The listing below is to be output in its exact form.

• [Data items]:

[Begin]

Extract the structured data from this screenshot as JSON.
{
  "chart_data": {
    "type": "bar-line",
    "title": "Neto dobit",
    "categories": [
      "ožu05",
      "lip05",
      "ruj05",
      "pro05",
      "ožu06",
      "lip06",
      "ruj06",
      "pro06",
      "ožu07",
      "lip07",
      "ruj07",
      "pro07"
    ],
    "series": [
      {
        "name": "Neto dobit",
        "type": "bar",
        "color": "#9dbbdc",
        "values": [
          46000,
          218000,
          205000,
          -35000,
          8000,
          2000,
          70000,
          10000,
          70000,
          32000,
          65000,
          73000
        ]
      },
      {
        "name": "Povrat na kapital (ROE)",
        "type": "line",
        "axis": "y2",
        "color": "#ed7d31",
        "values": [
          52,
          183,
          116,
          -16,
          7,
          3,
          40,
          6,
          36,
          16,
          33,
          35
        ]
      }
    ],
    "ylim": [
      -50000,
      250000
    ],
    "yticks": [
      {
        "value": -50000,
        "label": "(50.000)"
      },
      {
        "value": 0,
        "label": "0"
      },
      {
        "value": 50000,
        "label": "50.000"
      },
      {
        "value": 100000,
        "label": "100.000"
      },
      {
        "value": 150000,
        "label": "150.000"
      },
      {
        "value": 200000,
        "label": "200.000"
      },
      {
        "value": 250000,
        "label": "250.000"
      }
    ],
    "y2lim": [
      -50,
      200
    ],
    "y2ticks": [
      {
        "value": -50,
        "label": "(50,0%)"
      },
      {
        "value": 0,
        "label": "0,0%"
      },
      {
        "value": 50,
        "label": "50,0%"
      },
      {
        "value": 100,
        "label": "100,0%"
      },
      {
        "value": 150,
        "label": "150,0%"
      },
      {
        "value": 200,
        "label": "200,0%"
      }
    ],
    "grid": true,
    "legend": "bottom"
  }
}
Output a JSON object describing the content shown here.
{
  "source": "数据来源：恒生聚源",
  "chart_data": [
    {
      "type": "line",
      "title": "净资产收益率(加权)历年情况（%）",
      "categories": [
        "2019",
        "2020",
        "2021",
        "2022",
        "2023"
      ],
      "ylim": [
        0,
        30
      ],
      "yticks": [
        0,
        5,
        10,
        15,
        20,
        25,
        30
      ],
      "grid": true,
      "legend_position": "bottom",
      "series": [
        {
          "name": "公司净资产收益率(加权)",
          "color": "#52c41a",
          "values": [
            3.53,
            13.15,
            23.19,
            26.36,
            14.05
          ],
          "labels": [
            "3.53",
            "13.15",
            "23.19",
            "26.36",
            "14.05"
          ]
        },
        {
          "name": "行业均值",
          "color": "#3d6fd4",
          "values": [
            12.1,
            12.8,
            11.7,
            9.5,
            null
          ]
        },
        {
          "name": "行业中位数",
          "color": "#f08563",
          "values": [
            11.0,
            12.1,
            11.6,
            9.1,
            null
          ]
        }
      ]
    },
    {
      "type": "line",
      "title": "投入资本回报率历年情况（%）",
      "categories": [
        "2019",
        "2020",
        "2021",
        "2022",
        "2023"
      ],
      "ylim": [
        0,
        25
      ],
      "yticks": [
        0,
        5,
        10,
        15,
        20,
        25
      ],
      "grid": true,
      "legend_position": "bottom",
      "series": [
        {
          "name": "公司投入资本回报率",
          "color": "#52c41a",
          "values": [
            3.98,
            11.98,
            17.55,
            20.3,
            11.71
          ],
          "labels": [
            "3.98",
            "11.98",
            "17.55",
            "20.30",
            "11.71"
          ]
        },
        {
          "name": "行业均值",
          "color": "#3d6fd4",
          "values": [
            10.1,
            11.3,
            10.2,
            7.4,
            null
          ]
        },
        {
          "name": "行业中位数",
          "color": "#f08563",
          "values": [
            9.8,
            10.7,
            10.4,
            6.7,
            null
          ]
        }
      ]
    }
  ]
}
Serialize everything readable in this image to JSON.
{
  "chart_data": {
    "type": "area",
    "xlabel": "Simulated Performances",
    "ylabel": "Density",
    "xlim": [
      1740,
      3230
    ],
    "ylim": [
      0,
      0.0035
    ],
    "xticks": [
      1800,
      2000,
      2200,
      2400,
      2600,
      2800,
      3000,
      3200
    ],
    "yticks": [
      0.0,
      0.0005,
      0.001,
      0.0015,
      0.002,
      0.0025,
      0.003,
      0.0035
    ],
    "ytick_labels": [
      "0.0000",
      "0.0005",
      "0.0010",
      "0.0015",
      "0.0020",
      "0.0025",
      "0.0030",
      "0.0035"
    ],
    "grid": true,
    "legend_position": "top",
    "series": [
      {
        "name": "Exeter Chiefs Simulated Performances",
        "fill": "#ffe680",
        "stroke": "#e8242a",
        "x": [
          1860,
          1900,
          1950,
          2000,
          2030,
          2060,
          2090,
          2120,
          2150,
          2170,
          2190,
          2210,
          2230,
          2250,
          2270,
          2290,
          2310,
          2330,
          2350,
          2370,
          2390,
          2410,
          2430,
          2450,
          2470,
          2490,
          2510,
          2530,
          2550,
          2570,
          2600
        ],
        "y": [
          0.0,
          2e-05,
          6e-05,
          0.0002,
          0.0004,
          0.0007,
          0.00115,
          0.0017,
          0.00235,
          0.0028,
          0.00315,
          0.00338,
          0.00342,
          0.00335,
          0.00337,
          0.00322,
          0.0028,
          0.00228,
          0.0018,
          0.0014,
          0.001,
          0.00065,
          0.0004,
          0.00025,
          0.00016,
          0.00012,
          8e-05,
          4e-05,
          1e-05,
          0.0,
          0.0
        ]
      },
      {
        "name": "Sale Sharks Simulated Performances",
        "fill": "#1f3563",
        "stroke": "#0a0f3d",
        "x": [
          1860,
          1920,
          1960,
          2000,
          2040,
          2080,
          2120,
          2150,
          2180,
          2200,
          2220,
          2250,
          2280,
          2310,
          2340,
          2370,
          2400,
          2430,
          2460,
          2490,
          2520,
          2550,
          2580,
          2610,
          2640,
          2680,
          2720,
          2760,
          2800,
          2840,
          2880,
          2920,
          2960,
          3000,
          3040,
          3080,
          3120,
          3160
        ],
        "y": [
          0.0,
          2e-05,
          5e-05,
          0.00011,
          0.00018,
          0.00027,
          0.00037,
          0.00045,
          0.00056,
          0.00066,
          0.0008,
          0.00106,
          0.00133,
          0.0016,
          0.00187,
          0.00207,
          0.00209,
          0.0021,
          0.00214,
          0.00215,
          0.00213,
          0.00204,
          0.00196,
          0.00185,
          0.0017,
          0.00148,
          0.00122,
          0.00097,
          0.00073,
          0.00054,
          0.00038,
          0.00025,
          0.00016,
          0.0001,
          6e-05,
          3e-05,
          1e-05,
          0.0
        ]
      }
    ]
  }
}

[End]

• [PROBLEM SOLUTION]:
Extract the structured data from this screenshot as JSON.
{
  "chart_data": {
    "type": "bar-line",
    "title": "Neto dobit",
    "categories": [
      "ožu05",
      "lip05",
      "ruj05",
      "pro05",
      "ožu06",
      "lip06",
      "ruj06",
      "pro06",
      "ožu07",
      "lip07",
      "ruj07",
      "pro07"
    ],
    "series": [
      {
        "name": "Neto dobit",
        "type": "bar",
        "color": "#9dbbdc",
        "values": [
          46000,
          218000,
          205000,
          -35000,
          8000,
          2000,
          70000,
          10000,
          70000,
          32000,
          65000,
          73000
        ]
      },
      {
        "name": "Povrat na kapital (ROE)",
        "type": "line",
        "axis": "y2",
        "color": "#ed7d31",
        "values": [
          52,
          183,
          116,
          -16,
          7,
          3,
          40,
          6,
          36,
          16,
          33,
          35
        ]
      }
    ],
    "ylim": [
      -50000,
      250000
    ],
    "yticks": [
      {
        "value": -50000,
        "label": "(50.000)"
      },
      {
        "value": 0,
        "label": "0"
      },
      {
        "value": 50000,
        "label": "50.000"
      },
      {
        "value": 100000,
        "label": "100.000"
      },
      {
        "value": 150000,
        "label": "150.000"
      },
      {
        "value": 200000,
        "label": "200.000"
      },
      {
        "value": 250000,
        "label": "250.000"
      }
    ],
    "y2lim": [
      -50,
      200
    ],
    "y2ticks": [
      {
        "value": -50,
        "label": "(50,0%)"
      },
      {
        "value": 0,
        "label": "0,0%"
      },
      {
        "value": 50,
        "label": "50,0%"
      },
      {
        "value": 100,
        "label": "100,0%"
      },
      {
        "value": 150,
        "label": "150,0%"
      },
      {
        "value": 200,
        "label": "200,0%"
      }
    ],
    "grid": true,
    "legend": "bottom"
  }
}
Output a JSON object describing the content shown here.
{
  "source": "数据来源：恒生聚源",
  "chart_data": [
    {
      "type": "line",
      "title": "净资产收益率(加权)历年情况（%）",
      "categories": [
        "2019",
        "2020",
        "2021",
        "2022",
        "2023"
      ],
      "ylim": [
        0,
        30
      ],
      "yticks": [
        0,
        5,
        10,
        15,
        20,
        25,
        30
      ],
      "grid": true,
      "legend_position": "bottom",
      "series": [
        {
          "name": "公司净资产收益率(加权)",
          "color": "#52c41a",
          "values": [
            3.53,
            13.15,
            23.19,
            26.36,
            14.05
          ],
          "labels": [
            "3.53",
            "13.15",
            "23.19",
            "26.36",
            "14.05"
          ]
        },
        {
          "name": "行业均值",
          "color": "#3d6fd4",
          "values": [
            12.1,
            12.8,
            11.7,
            9.5,
            null
          ]
        },
        {
          "name": "行业中位数",
          "color": "#f08563",
          "values": [
            11.0,
            12.1,
            11.6,
            9.1,
            null
          ]
        }
      ]
    },
    {
      "type": "line",
      "title": "投入资本回报率历年情况（%）",
      "categories": [
        "2019",
        "2020",
        "2021",
        "2022",
        "2023"
      ],
      "ylim": [
        0,
        25
      ],
      "yticks": [
        0,
        5,
        10,
        15,
        20,
        25
      ],
      "grid": true,
      "legend_position": "bottom",
      "series": [
        {
          "name": "公司投入资本回报率",
          "color": "#52c41a",
          "values": [
            3.98,
            11.98,
            17.55,
            20.3,
            11.71
          ],
          "labels": [
            "3.98",
            "11.98",
            "17.55",
            "20.30",
            "11.71"
          ]
        },
        {
          "name": "行业均值",
          "color": "#3d6fd4",
          "values": [
            10.1,
            11.3,
            10.2,
            7.4,
            null
          ]
        },
        {
          "name": "行业中位数",
          "color": "#f08563",
          "values": [
            9.8,
            10.7,
            10.4,
            6.7,
            null
          ]
        }
      ]
    }
  ]
}
Serialize everything readable in this image to JSON.
{
  "chart_data": {
    "type": "area",
    "xlabel": "Simulated Performances",
    "ylabel": "Density",
    "xlim": [
      1740,
      3230
    ],
    "ylim": [
      0,
      0.0035
    ],
    "xticks": [
      1800,
      2000,
      2200,
      2400,
      2600,
      2800,
      3000,
      3200
    ],
    "yticks": [
      0.0,
      0.0005,
      0.001,
      0.0015,
      0.002,
      0.0025,
      0.003,
      0.0035
    ],
    "ytick_labels": [
      "0.0000",
      "0.0005",
      "0.0010",
      "0.0015",
      "0.0020",
      "0.0025",
      "0.0030",
      "0.0035"
    ],
    "grid": true,
    "legend_position": "top",
    "series": [
      {
        "name": "Exeter Chiefs Simulated Performances",
        "fill": "#ffe680",
        "stroke": "#e8242a",
        "x": [
          1860,
          1900,
          1950,
          2000,
          2030,
          2060,
          2090,
          2120,
          2150,
          2170,
          2190,
          2210,
          2230,
          2250,
          2270,
          2290,
          2310,
          2330,
          2350,
          2370,
          2390,
          2410,
          2430,
          2450,
          2470,
          2490,
          2510,
          2530,
          2550,
          2570,
          2600
        ],
        "y": [
          0.0,
          2e-05,
          6e-05,
          0.0002,
          0.0004,
          0.0007,
          0.00115,
          0.0017,
          0.00235,
          0.0028,
          0.00315,
          0.00338,
          0.00342,
          0.00335,
          0.00337,
          0.00322,
          0.0028,
          0.00228,
          0.0018,
          0.0014,
          0.001,
          0.00065,
          0.0004,
          0.00025,
          0.00016,
          0.00012,
          8e-05,
          4e-05,
          1e-05,
          0.0,
          0.0
        ]
      },
      {
        "name": "Sale Sharks Simulated Performances",
        "fill": "#1f3563",
        "stroke": "#0a0f3d",
        "x": [
          1860,
          1920,
          1960,
          2000,
          2040,
          2080,
          2120,
          2150,
          2180,
          2200,
          2220,
          2250,
          2280,
          2310,
          2340,
          2370,
          2400,
          2430,
          2460,
          2490,
          2520,
          2550,
          2580,
          2610,
          2640,
          2680,
          2720,
          2760,
          2800,
          2840,
          2880,
          2920,
          2960,
          3000,
          3040,
          3080,
          3120,
          3160
        ],
        "y": [
          0.0,
          2e-05,
          5e-05,
          0.00011,
          0.00018,
          0.00027,
          0.00037,
          0.00045,
          0.00056,
          0.00066,
          0.0008,
          0.00106,
          0.00133,
          0.0016,
          0.00187,
          0.00207,
          0.00209,
          0.0021,
          0.00214,
          0.00215,
          0.00213,
          0.00204,
          0.00196,
          0.00185,
          0.0017,
          0.00148,
          0.00122,
          0.00097,
          0.00073,
          0.00054,
          0.00038,
          0.00025,
          0.00016,
          0.0001,
          6e-05,
          3e-05,
          1e-05,
          0.0
        ]
      }
    ]
  }
}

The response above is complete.